## [Exercise]
Copy each line in the data that includes the word "priamo".
** Begin Input data **
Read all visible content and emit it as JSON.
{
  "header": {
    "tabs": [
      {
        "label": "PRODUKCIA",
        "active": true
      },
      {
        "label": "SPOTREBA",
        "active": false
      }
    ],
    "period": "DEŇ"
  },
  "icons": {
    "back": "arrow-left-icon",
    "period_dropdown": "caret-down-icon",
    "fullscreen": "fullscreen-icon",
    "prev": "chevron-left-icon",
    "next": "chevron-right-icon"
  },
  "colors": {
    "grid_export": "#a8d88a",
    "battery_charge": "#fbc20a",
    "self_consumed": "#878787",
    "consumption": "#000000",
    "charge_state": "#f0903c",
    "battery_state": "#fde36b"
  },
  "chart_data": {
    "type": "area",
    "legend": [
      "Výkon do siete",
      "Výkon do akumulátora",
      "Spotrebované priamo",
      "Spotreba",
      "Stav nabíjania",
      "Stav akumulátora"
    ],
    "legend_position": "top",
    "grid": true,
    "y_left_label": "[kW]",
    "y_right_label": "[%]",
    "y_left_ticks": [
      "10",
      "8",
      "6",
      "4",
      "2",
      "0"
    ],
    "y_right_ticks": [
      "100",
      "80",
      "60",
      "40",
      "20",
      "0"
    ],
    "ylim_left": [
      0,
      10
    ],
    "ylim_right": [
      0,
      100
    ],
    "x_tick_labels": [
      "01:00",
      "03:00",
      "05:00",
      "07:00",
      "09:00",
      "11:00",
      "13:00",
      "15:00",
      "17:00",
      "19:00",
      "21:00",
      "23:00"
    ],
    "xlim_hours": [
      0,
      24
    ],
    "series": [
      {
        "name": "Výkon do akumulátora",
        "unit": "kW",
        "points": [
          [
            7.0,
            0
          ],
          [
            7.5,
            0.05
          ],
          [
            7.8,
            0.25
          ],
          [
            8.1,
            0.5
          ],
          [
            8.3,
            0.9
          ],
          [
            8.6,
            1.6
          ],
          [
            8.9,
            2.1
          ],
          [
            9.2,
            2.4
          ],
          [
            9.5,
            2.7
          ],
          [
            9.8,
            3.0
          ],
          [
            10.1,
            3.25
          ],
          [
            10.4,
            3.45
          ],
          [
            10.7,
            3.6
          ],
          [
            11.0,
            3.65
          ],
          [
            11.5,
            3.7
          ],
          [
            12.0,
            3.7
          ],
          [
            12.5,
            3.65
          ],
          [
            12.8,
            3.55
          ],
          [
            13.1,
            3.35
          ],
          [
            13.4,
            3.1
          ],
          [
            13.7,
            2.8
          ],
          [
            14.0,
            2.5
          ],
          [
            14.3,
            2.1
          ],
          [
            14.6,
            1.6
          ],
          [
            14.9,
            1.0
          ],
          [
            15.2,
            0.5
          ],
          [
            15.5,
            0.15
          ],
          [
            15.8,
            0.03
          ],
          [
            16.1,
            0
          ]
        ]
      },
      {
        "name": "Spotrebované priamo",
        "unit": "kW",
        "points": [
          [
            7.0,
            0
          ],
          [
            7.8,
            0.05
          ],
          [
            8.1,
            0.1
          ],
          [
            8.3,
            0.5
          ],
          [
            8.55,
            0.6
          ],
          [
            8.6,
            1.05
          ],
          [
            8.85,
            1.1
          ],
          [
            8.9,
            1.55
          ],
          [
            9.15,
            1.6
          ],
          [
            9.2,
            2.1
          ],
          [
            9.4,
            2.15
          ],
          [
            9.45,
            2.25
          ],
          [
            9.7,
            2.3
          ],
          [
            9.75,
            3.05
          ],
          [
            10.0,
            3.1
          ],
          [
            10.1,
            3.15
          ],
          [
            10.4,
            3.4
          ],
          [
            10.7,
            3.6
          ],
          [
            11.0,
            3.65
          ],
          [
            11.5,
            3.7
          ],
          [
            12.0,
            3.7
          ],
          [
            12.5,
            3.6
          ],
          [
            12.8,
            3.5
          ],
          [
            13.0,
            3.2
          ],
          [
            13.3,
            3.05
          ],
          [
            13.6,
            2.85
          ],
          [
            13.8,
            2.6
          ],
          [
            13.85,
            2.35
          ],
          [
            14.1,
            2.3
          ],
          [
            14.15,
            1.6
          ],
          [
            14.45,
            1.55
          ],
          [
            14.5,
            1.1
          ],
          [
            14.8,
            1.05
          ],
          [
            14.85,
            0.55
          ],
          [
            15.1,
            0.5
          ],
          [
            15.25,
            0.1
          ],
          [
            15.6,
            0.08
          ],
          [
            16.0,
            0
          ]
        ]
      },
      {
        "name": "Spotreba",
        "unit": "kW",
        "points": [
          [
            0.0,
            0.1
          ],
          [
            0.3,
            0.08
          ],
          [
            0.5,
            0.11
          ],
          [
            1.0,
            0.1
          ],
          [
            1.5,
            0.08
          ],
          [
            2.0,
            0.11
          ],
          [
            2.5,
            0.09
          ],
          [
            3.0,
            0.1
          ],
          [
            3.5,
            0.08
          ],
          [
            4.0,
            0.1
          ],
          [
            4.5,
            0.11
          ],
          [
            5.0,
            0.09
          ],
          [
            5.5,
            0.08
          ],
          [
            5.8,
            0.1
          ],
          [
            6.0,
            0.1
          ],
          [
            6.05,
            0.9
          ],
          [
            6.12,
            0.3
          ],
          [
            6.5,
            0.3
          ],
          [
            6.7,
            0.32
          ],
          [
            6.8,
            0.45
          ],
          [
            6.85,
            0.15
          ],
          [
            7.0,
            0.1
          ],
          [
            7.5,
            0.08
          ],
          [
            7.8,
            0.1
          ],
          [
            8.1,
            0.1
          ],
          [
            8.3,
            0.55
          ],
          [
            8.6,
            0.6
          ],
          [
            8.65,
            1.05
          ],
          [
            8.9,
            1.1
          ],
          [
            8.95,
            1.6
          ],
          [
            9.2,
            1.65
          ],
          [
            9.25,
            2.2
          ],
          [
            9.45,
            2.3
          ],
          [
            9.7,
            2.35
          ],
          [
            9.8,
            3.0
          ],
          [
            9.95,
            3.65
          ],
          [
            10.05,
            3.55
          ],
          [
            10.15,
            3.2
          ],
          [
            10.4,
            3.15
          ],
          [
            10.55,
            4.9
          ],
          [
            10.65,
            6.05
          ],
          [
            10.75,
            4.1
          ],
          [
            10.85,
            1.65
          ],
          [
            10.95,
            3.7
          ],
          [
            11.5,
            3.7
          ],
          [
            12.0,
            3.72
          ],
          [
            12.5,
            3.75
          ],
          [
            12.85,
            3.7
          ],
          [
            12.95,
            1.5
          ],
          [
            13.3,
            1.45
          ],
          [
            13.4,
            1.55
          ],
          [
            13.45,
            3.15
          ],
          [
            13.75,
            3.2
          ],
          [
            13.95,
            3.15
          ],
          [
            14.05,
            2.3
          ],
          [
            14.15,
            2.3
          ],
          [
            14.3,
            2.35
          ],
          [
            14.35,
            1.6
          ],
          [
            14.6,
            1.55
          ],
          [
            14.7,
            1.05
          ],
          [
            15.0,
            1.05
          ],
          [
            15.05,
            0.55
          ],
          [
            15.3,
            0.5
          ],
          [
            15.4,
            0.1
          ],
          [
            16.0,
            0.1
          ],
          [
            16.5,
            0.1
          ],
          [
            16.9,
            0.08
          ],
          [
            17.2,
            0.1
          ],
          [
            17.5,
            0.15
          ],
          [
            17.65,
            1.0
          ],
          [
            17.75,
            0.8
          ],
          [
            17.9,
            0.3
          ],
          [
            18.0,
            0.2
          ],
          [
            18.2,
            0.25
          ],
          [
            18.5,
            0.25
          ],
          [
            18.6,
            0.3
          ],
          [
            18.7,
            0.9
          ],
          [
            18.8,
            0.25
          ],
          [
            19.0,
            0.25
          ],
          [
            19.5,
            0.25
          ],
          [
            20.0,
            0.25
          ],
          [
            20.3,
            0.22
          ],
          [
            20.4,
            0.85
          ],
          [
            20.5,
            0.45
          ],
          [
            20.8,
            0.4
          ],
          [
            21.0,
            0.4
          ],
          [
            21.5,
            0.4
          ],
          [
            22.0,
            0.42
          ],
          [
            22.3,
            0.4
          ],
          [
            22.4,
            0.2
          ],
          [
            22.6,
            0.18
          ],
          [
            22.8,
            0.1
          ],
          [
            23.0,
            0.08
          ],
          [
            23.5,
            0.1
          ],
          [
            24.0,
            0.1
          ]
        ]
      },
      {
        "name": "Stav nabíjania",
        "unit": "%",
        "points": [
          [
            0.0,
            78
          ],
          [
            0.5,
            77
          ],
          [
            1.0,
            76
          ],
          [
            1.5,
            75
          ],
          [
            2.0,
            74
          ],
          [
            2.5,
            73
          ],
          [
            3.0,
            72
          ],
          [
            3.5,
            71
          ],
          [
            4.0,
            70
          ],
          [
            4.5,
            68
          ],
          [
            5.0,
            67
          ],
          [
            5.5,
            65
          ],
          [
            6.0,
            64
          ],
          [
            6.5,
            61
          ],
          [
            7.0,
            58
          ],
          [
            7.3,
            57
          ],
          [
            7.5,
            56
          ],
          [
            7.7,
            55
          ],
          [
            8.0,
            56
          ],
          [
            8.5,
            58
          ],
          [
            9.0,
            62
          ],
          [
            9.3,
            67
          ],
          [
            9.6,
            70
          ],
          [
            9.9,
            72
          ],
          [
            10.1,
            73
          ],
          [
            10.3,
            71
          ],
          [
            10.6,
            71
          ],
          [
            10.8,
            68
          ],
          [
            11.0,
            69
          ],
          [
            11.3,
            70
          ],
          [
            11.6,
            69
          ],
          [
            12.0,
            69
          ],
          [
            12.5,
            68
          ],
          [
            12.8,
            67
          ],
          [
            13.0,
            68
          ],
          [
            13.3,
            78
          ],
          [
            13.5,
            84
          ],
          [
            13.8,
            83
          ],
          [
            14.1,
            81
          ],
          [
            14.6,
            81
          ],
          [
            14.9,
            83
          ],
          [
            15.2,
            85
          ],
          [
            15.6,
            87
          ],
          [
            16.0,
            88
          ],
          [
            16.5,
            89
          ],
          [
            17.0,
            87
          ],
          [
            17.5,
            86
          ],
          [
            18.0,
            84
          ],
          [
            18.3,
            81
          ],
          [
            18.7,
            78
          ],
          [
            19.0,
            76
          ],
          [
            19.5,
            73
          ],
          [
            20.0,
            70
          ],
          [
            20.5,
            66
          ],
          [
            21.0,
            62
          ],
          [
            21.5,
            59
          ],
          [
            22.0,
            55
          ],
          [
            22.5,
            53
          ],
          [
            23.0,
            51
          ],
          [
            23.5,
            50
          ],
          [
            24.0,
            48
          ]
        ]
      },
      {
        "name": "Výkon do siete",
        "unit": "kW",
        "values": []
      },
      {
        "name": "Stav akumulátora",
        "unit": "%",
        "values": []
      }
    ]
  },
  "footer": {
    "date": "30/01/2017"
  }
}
** End Input data **
## [Answer to this exercise]
      "Spotrebované priamo",
        "name": "Spotrebované priamo",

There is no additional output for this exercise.